The request – "name" appears in how many lines of the entries? State only the number.

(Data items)
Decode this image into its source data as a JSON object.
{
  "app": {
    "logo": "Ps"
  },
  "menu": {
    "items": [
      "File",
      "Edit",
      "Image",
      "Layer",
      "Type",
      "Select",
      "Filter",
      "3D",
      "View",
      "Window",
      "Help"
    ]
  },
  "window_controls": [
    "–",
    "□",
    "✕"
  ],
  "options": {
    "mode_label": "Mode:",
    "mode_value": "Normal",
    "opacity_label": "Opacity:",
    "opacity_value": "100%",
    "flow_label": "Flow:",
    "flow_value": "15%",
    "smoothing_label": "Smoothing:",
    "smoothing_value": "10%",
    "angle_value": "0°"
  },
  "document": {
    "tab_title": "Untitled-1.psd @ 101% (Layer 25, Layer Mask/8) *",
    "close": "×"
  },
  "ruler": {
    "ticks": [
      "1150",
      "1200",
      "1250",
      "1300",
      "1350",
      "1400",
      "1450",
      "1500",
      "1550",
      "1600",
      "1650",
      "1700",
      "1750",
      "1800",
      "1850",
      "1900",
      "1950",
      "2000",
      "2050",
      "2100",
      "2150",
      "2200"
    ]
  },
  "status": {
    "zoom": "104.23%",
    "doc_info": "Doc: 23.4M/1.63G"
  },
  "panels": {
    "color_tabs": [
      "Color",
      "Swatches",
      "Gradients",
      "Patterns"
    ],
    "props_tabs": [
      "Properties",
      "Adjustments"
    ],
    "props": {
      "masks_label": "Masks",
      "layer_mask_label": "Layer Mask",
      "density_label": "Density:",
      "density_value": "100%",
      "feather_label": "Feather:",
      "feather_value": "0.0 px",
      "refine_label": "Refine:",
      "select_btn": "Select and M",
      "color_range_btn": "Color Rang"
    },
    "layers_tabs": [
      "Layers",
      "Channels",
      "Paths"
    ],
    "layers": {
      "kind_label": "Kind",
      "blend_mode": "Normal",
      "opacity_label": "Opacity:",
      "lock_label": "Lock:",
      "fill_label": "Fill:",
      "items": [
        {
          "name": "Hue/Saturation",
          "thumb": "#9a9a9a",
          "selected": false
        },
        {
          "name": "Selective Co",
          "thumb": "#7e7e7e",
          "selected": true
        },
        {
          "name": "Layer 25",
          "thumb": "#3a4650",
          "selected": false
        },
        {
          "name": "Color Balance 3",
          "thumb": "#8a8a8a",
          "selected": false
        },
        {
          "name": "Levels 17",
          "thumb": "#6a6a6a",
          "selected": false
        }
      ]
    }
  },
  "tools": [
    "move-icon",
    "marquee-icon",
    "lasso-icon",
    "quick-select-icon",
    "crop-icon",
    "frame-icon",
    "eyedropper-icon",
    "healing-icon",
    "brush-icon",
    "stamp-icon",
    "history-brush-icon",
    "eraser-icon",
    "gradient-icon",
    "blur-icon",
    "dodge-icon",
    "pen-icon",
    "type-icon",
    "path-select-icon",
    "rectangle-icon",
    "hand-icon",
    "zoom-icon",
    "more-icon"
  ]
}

Result – 5